_OBJECTIVE_.
Check each line below for the word "data", and copy those that have it.

_RECORDED INFORMATION_.
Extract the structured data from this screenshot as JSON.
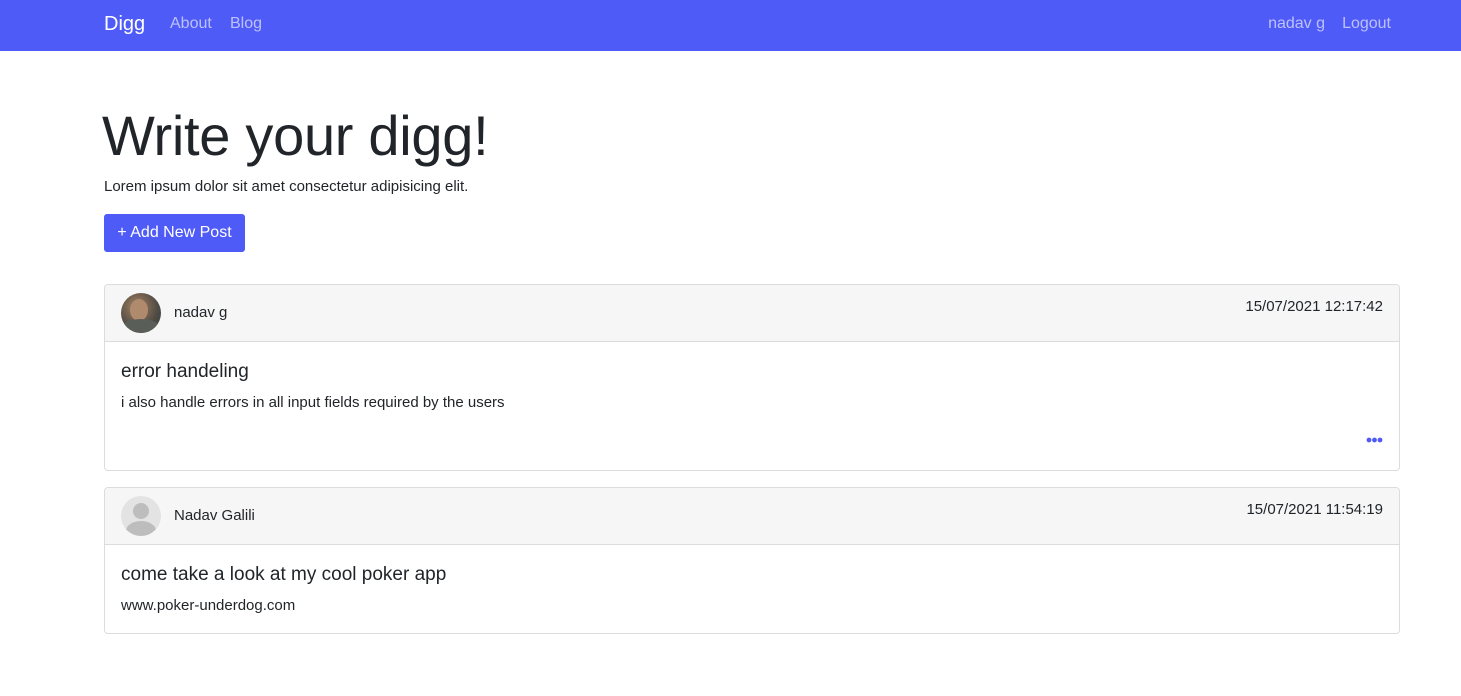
{
  "navbar": {
    "brand": "Digg",
    "links": [
      {
        "label": "About"
      },
      {
        "label": "Blog"
      }
    ],
    "user_name": "nadav g",
    "logout_label": "Logout",
    "color": "#4f5bf7"
  },
  "hero": {
    "title": "Write your digg!",
    "subtitle": "Lorem ipsum dolor sit amet consectetur adipisicing elit.",
    "add_button_label": "+ Add New Post"
  },
  "posts": [
    {
      "author": "nadav g",
      "avatar": "user-photo-avatar",
      "timestamp": "15/07/2021 12:17:42",
      "title": "error handeling",
      "body": "i also handle errors in all input fields required by the users",
      "has_menu": true,
      "menu_icon": "more-horizontal-icon"
    },
    {
      "author": "Nadav Galili",
      "avatar": "default-user-avatar",
      "timestamp": "15/07/2021 11:54:19",
      "title": "come take a look at my cool poker app",
      "body": "www.poker-underdog.com",
      "has_menu": false
    }
  ]
}
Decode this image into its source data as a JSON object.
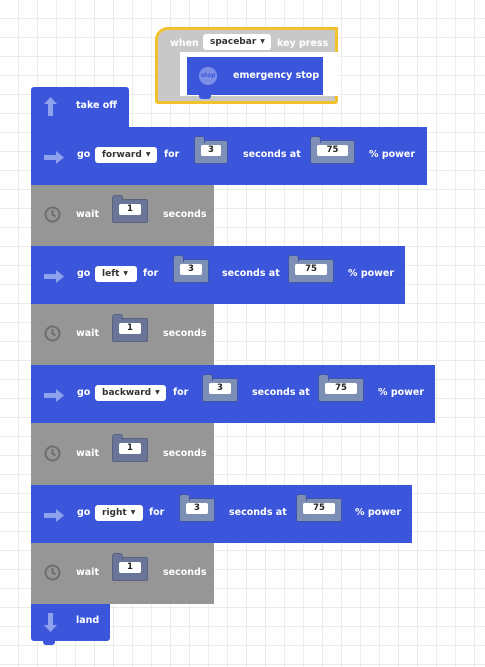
{
  "event": {
    "when_label": "when",
    "key_value": "spacebar",
    "key_press_label": "key press",
    "stop_icon_label": "stop",
    "action_label": "emergency stop"
  },
  "blocks": {
    "takeoff": {
      "label": "take off"
    },
    "go1": {
      "go": "go",
      "direction": "forward",
      "for": "for",
      "duration": "3",
      "seconds_at": "seconds at",
      "power": "75",
      "power_label": "% power"
    },
    "wait1": {
      "wait": "wait",
      "duration": "1",
      "seconds": "seconds"
    },
    "go2": {
      "go": "go",
      "direction": "left",
      "for": "for",
      "duration": "3",
      "seconds_at": "seconds at",
      "power": "75",
      "power_label": "% power"
    },
    "wait2": {
      "wait": "wait",
      "duration": "1",
      "seconds": "seconds"
    },
    "go3": {
      "go": "go",
      "direction": "backward",
      "for": "for",
      "duration": "3",
      "seconds_at": "seconds at",
      "power": "75",
      "power_label": "% power"
    },
    "wait3": {
      "wait": "wait",
      "duration": "1",
      "seconds": "seconds"
    },
    "go4": {
      "go": "go",
      "direction": "right",
      "for": "for",
      "duration": "3",
      "seconds_at": "seconds at",
      "power": "75",
      "power_label": "% power"
    },
    "wait4": {
      "wait": "wait",
      "duration": "1",
      "seconds": "seconds"
    },
    "land": {
      "label": "land"
    }
  },
  "icons": {
    "takeoff": "up-arrow-icon",
    "go": "right-arrow-icon",
    "wait": "clock-icon",
    "land": "down-arrow-icon",
    "stop": "stop-icon"
  },
  "colors": {
    "motion_block": "#3b56db",
    "wait_block": "#969696",
    "event_block": "#c8c8c8",
    "event_outline": "#f2c12e",
    "canvas": "#ffffff",
    "grid": "#ececec"
  }
}
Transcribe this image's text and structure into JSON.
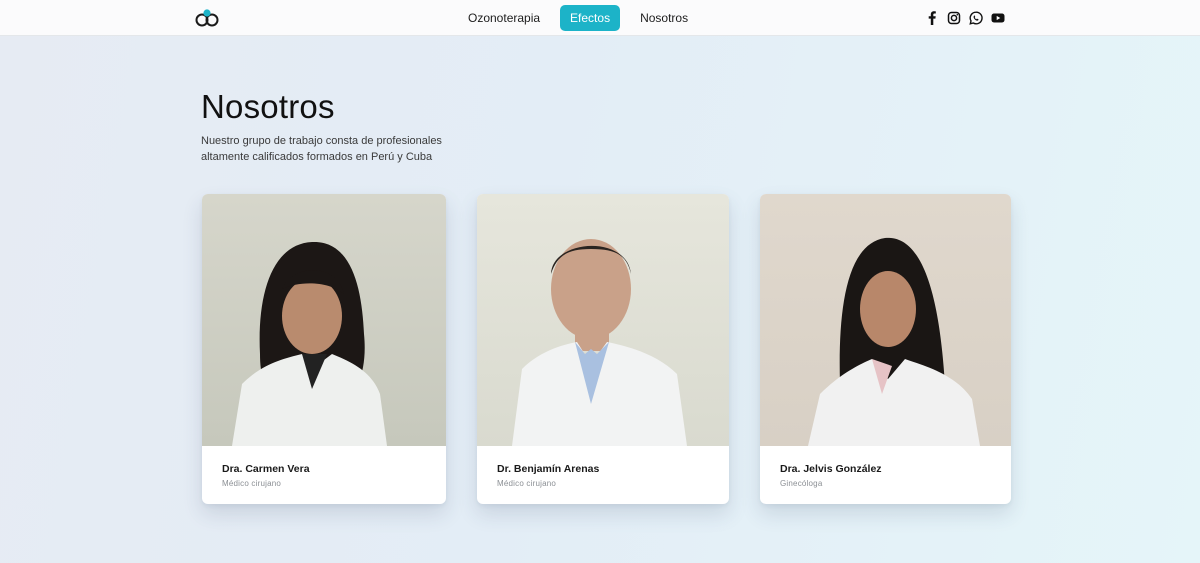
{
  "header": {
    "logo": "logo-icon",
    "nav": [
      {
        "label": "Ozonoterapia",
        "active": false
      },
      {
        "label": "Efectos",
        "active": true
      },
      {
        "label": "Nosotros",
        "active": false
      }
    ],
    "social": [
      "facebook-icon",
      "instagram-icon",
      "whatsapp-icon",
      "youtube-icon"
    ],
    "accent_color": "#1cb3c8"
  },
  "main": {
    "title": "Nosotros",
    "subtitle": "Nuestro grupo de trabajo consta de profesionales altamente calificados formados en Perú y Cuba"
  },
  "team": [
    {
      "name": "Dra. Carmen Vera",
      "role": "Médico cirujano"
    },
    {
      "name": "Dr. Benjamín Arenas",
      "role": "Médico cirujano"
    },
    {
      "name": "Dra. Jelvis González",
      "role": "Ginecóloga"
    }
  ]
}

_EXERCISE RESPONSE_.
Extract the structured data from this screenshot as JSON.
Decode this image into its source data as a JSON object.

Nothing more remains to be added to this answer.